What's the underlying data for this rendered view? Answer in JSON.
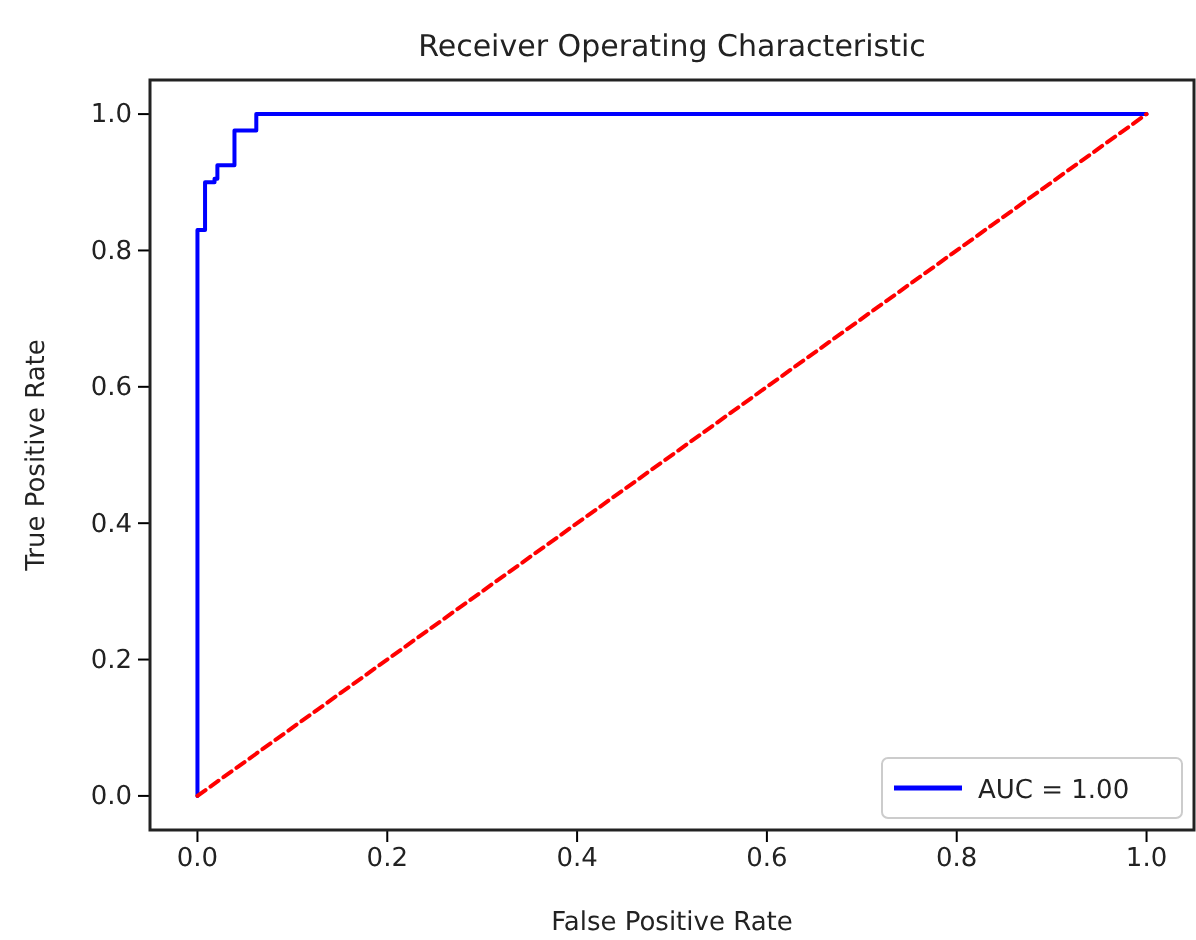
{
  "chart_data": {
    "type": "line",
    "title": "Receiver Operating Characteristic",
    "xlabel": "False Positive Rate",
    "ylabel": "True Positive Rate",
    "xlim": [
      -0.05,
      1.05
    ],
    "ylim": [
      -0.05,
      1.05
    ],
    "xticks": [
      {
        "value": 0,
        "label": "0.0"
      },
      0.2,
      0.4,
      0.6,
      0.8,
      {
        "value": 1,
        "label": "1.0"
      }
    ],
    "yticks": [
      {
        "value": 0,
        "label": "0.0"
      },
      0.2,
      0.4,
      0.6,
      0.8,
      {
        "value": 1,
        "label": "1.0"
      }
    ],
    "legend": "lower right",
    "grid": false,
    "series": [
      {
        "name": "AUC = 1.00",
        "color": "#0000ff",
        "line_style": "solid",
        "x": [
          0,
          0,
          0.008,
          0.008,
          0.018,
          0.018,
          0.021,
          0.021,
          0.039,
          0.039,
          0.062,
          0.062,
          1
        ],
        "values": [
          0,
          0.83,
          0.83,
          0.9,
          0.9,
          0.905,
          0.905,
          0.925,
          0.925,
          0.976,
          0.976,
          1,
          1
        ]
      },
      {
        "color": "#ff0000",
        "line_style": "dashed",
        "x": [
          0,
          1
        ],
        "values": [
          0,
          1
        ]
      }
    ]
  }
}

-*-*-

Quote the records above exactly, leaving out any pictures.

What's the underlying data for this rendered view? Answer in JSON.
{
  "chart_data": {
    "type": "line",
    "title": "Receiver Operating Characteristic",
    "xlabel": "False Positive Rate",
    "ylabel": "True Positive Rate",
    "xlim": [
      -0.05,
      1.05
    ],
    "ylim": [
      -0.05,
      1.05
    ],
    "xticks": [
      {
        "value": 0,
        "label": "0.0"
      },
      0.2,
      0.4,
      0.6,
      0.8,
      {
        "value": 1,
        "label": "1.0"
      }
    ],
    "yticks": [
      {
        "value": 0,
        "label": "0.0"
      },
      0.2,
      0.4,
      0.6,
      0.8,
      {
        "value": 1,
        "label": "1.0"
      }
    ],
    "legend": "lower right",
    "grid": false,
    "series": [
      {
        "name": "AUC = 1.00",
        "color": "#0000ff",
        "line_style": "solid",
        "x": [
          0,
          0,
          0.008,
          0.008,
          0.018,
          0.018,
          0.021,
          0.021,
          0.039,
          0.039,
          0.062,
          0.062,
          1
        ],
        "values": [
          0,
          0.83,
          0.83,
          0.9,
          0.9,
          0.905,
          0.905,
          0.925,
          0.925,
          0.976,
          0.976,
          1,
          1
        ]
      },
      {
        "color": "#ff0000",
        "line_style": "dashed",
        "x": [
          0,
          1
        ],
        "values": [
          0,
          1
        ]
      }
    ]
  }
}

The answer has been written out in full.